--- BEGIN EXTRACTED RECORDS ---

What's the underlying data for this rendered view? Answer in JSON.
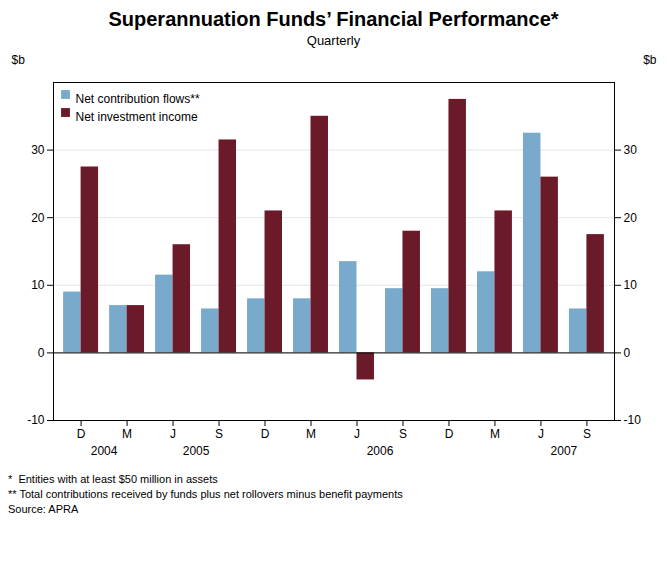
{
  "chart_data": {
    "type": "bar",
    "title": "Superannuation Funds’ Financial Performance*",
    "subtitle": "Quarterly",
    "categories": [
      "D",
      "M",
      "J",
      "S",
      "D",
      "M",
      "J",
      "S",
      "D",
      "M",
      "J",
      "S"
    ],
    "series": [
      {
        "name": "Net contribution flows**",
        "color": "#7aaacb",
        "values": [
          9.0,
          7.0,
          11.5,
          6.5,
          8.0,
          8.0,
          13.5,
          9.5,
          9.5,
          12.0,
          32.5,
          6.5
        ]
      },
      {
        "name": "Net investment income",
        "color": "#6b1a2a",
        "values": [
          27.5,
          7.0,
          16.0,
          31.5,
          21.0,
          35.0,
          -4.0,
          18.0,
          37.5,
          21.0,
          26.0,
          17.5
        ]
      }
    ],
    "ylabel": "$b",
    "y2label": "$b",
    "ylim": [
      -10,
      40
    ],
    "yticks": [
      -10,
      0,
      10,
      20,
      30
    ],
    "y2lim": [
      -10,
      40
    ],
    "y2ticks": [
      -10,
      0,
      10,
      20,
      30
    ],
    "grid": true,
    "legend": "upper left",
    "annotations": [
      {
        "text": "2004",
        "x": 0.5
      },
      {
        "text": "2005",
        "x": 2.5
      },
      {
        "text": "2006",
        "x": 6.5
      },
      {
        "text": "2007",
        "x": 10.5
      }
    ],
    "footnotes": [
      "*  Entities with at least $50 million in assets",
      "** Total contributions received by funds plus net rollovers minus benefit payments",
      "Source: APRA"
    ]
  }
}
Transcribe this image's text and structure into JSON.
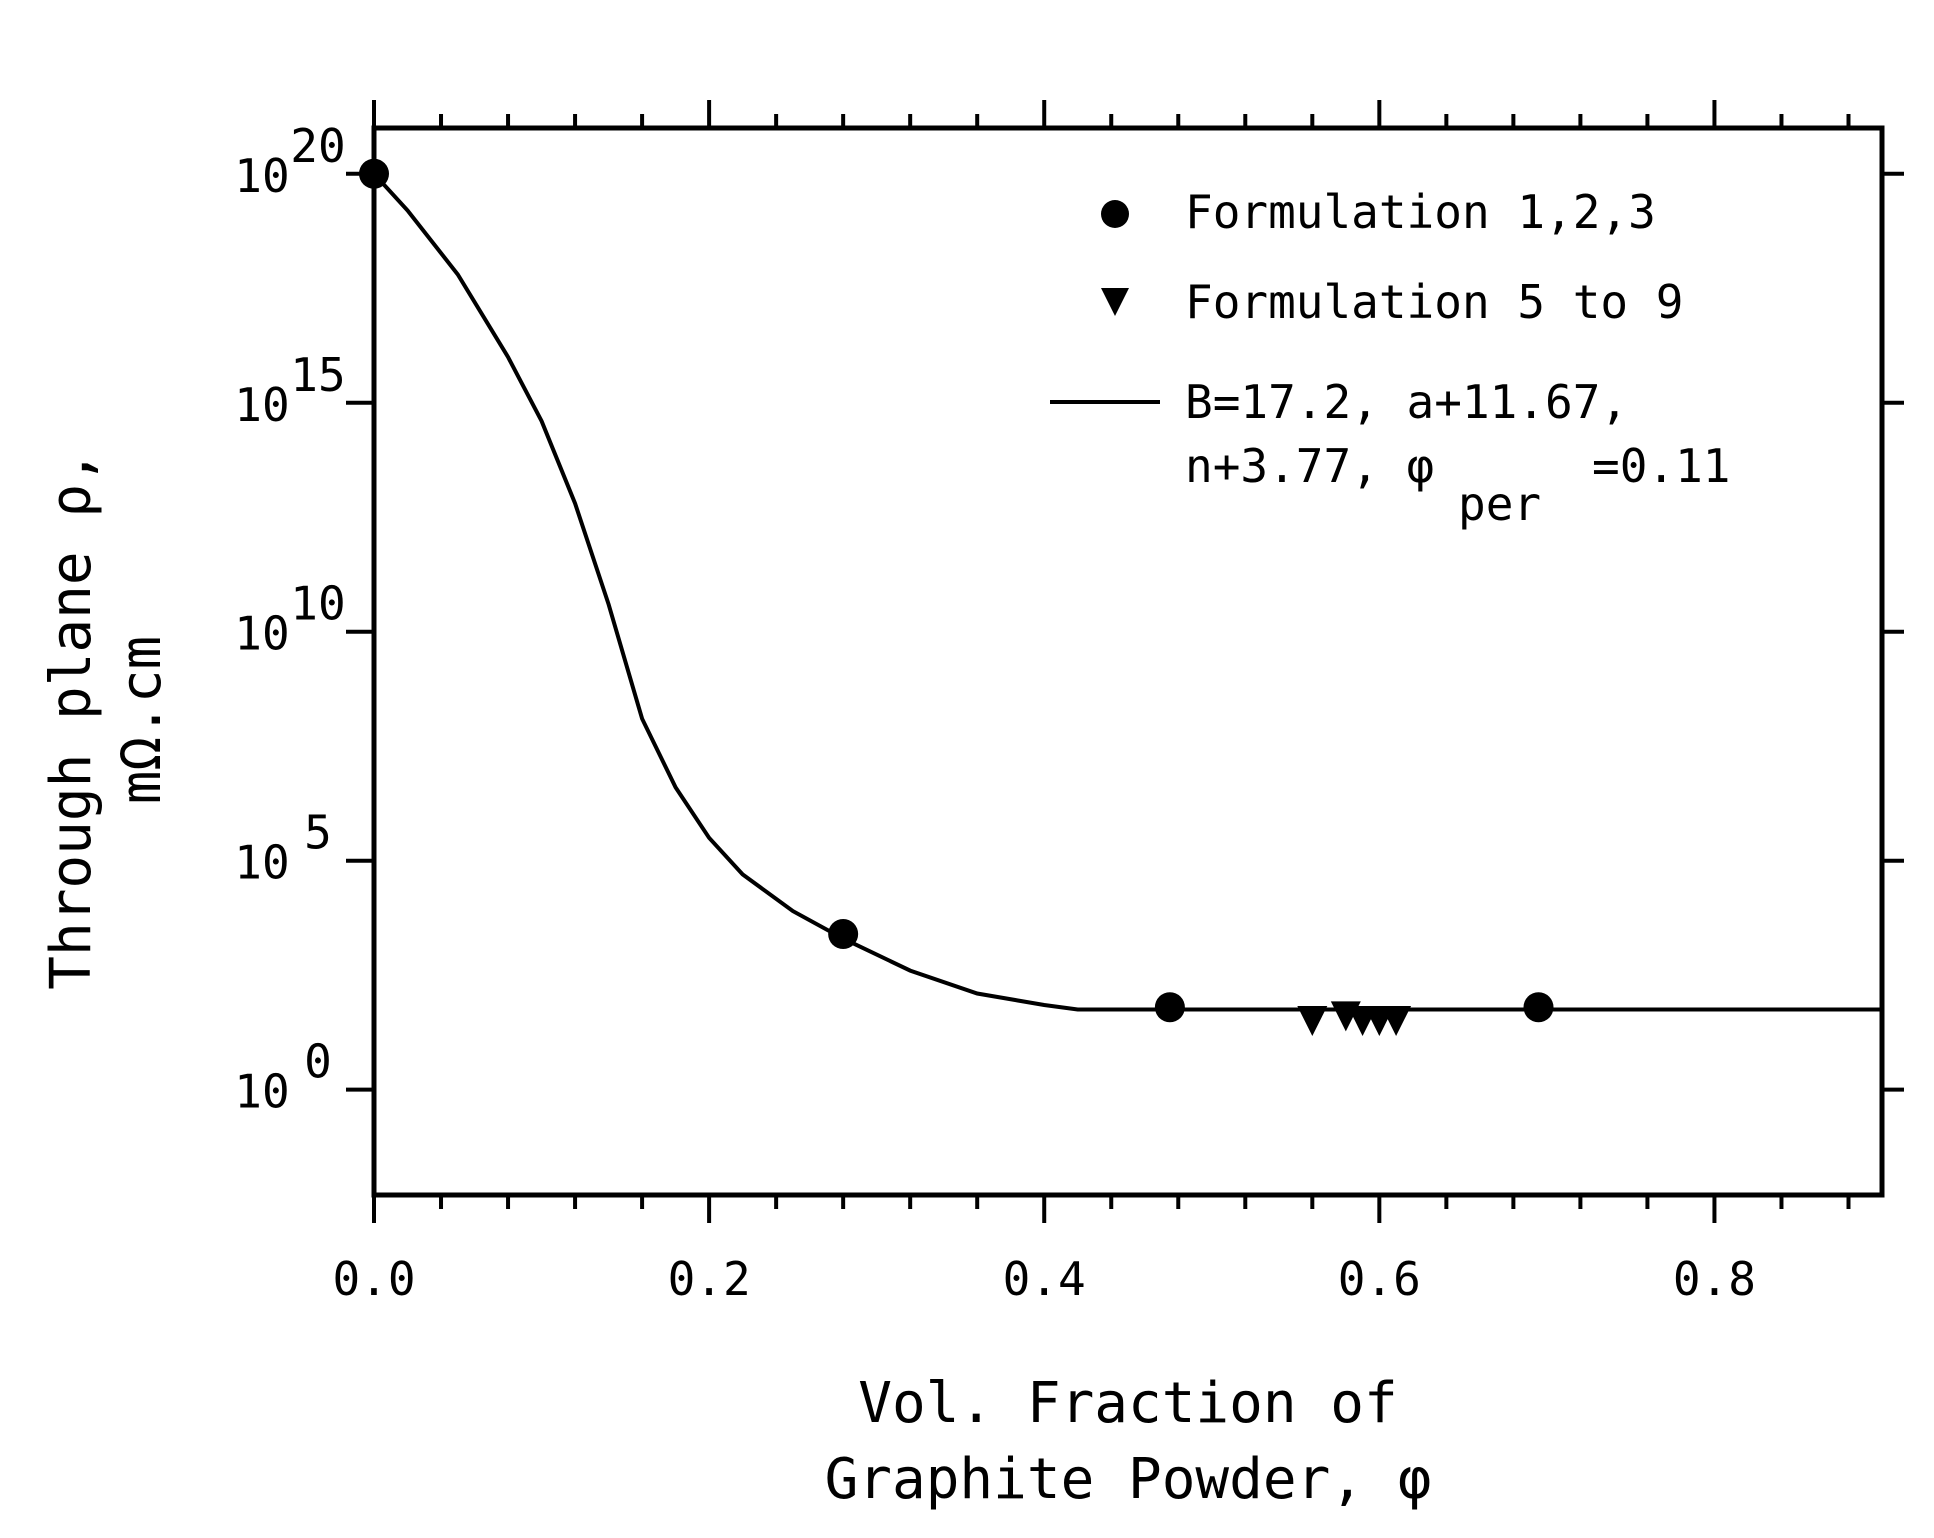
{
  "chart_data": {
    "type": "scatter",
    "xlabel_lines": [
      "Vol. Fraction of",
      "Graphite Powder, φ"
    ],
    "ylabel_lines": [
      "Through plane ρ,",
      "mΩ.cm"
    ],
    "xlim": [
      0.0,
      0.9
    ],
    "xticks": [
      "0.0",
      "0.2",
      "0.4",
      "0.6",
      "0.8"
    ],
    "y_scale": "log10",
    "ylim_exponent": [
      -2.3,
      21
    ],
    "yticks": [
      {
        "base": "10",
        "exp": "20"
      },
      {
        "base": "10",
        "exp": "15"
      },
      {
        "base": "10",
        "exp": "10"
      },
      {
        "base": "10",
        "exp": "5"
      },
      {
        "base": "10",
        "exp": "0"
      }
    ],
    "legend_position": "top-right",
    "series": [
      {
        "name": "Formulation 1,2,3",
        "marker": "circle",
        "x": [
          0.0,
          0.28,
          0.475,
          0.695
        ],
        "log10_y": [
          20.0,
          3.4,
          1.8,
          1.8
        ]
      },
      {
        "name": "Formulation 5 to 9",
        "marker": "triangle-down",
        "x": [
          0.56,
          0.58,
          0.59,
          0.6,
          0.61
        ],
        "log10_y": [
          1.5,
          1.6,
          1.5,
          1.5,
          1.5
        ]
      },
      {
        "name": "B=17.2, a+11.67, n+3.77, φper =0.11",
        "name_lines": [
          "B=17.2, a+11.67,",
          "n+3.77, φ",
          "per",
          "=0.11"
        ],
        "marker": "line",
        "x": [
          0.0,
          0.02,
          0.05,
          0.08,
          0.1,
          0.12,
          0.14,
          0.16,
          0.18,
          0.2,
          0.22,
          0.25,
          0.28,
          0.32,
          0.36,
          0.4,
          0.42,
          0.45,
          0.5,
          0.6,
          0.7,
          0.8,
          0.9
        ],
        "log10_y": [
          20.0,
          19.2,
          17.8,
          16.0,
          14.6,
          12.8,
          10.6,
          8.1,
          6.6,
          5.5,
          4.7,
          3.9,
          3.3,
          2.6,
          2.1,
          1.85,
          1.75,
          1.75,
          1.75,
          1.75,
          1.75,
          1.75,
          1.75
        ]
      }
    ]
  }
}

--- END EXTRACTED RECORDS ---

## DO THIS
Repeat all of the entries word for word, but omit the pictures.

## THE ANSWER
What's the underlying data for this rendered view? Answer in JSON.
{
  "chart_data": {
    "type": "bar",
    "title": "Superannuation Funds’ Financial Performance*",
    "subtitle": "Quarterly",
    "categories": [
      "D",
      "M",
      "J",
      "S",
      "D",
      "M",
      "J",
      "S",
      "D",
      "M",
      "J",
      "S"
    ],
    "series": [
      {
        "name": "Net contribution flows**",
        "color": "#7aaacb",
        "values": [
          9.0,
          7.0,
          11.5,
          6.5,
          8.0,
          8.0,
          13.5,
          9.5,
          9.5,
          12.0,
          32.5,
          6.5
        ]
      },
      {
        "name": "Net investment income",
        "color": "#6b1a2a",
        "values": [
          27.5,
          7.0,
          16.0,
          31.5,
          21.0,
          35.0,
          -4.0,
          18.0,
          37.5,
          21.0,
          26.0,
          17.5
        ]
      }
    ],
    "ylabel": "$b",
    "y2label": "$b",
    "ylim": [
      -10,
      40
    ],
    "yticks": [
      -10,
      0,
      10,
      20,
      30
    ],
    "y2lim": [
      -10,
      40
    ],
    "y2ticks": [
      -10,
      0,
      10,
      20,
      30
    ],
    "grid": true,
    "legend": "upper left",
    "annotations": [
      {
        "text": "2004",
        "x": 0.5
      },
      {
        "text": "2005",
        "x": 2.5
      },
      {
        "text": "2006",
        "x": 6.5
      },
      {
        "text": "2007",
        "x": 10.5
      }
    ],
    "footnotes": [
      "*  Entities with at least $50 million in assets",
      "** Total contributions received by funds plus net rollovers minus benefit payments",
      "Source: APRA"
    ]
  }
}
Transcribe this image's text and structure into JSON.
{
  "chart_data": {
    "type": "scatter",
    "xlabel_lines": [
      "Vol. Fraction of",
      "Graphite Powder, φ"
    ],
    "ylabel_lines": [
      "Through plane ρ,",
      "mΩ.cm"
    ],
    "xlim": [
      0.0,
      0.9
    ],
    "xticks": [
      "0.0",
      "0.2",
      "0.4",
      "0.6",
      "0.8"
    ],
    "y_scale": "log10",
    "ylim_exponent": [
      -2.3,
      21
    ],
    "yticks": [
      {
        "base": "10",
        "exp": "20"
      },
      {
        "base": "10",
        "exp": "15"
      },
      {
        "base": "10",
        "exp": "10"
      },
      {
        "base": "10",
        "exp": "5"
      },
      {
        "base": "10",
        "exp": "0"
      }
    ],
    "legend_position": "top-right",
    "series": [
      {
        "name": "Formulation 1,2,3",
        "marker": "circle",
        "x": [
          0.0,
          0.28,
          0.475,
          0.695
        ],
        "log10_y": [
          20.0,
          3.4,
          1.8,
          1.8
        ]
      },
      {
        "name": "Formulation 5 to 9",
        "marker": "triangle-down",
        "x": [
          0.56,
          0.58,
          0.59,
          0.6,
          0.61
        ],
        "log10_y": [
          1.5,
          1.6,
          1.5,
          1.5,
          1.5
        ]
      },
      {
        "name": "B=17.2, a+11.67, n+3.77, φper =0.11",
        "name_lines": [
          "B=17.2, a+11.67,",
          "n+3.77, φ",
          "per",
          "=0.11"
        ],
        "marker": "line",
        "x": [
          0.0,
          0.02,
          0.05,
          0.08,
          0.1,
          0.12,
          0.14,
          0.16,
          0.18,
          0.2,
          0.22,
          0.25,
          0.28,
          0.32,
          0.36,
          0.4,
          0.42,
          0.45,
          0.5,
          0.6,
          0.7,
          0.8,
          0.9
        ],
        "log10_y": [
          20.0,
          19.2,
          17.8,
          16.0,
          14.6,
          12.8,
          10.6,
          8.1,
          6.6,
          5.5,
          4.7,
          3.9,
          3.3,
          2.6,
          2.1,
          1.85,
          1.75,
          1.75,
          1.75,
          1.75,
          1.75,
          1.75,
          1.75
        ]
      }
    ]
  }
}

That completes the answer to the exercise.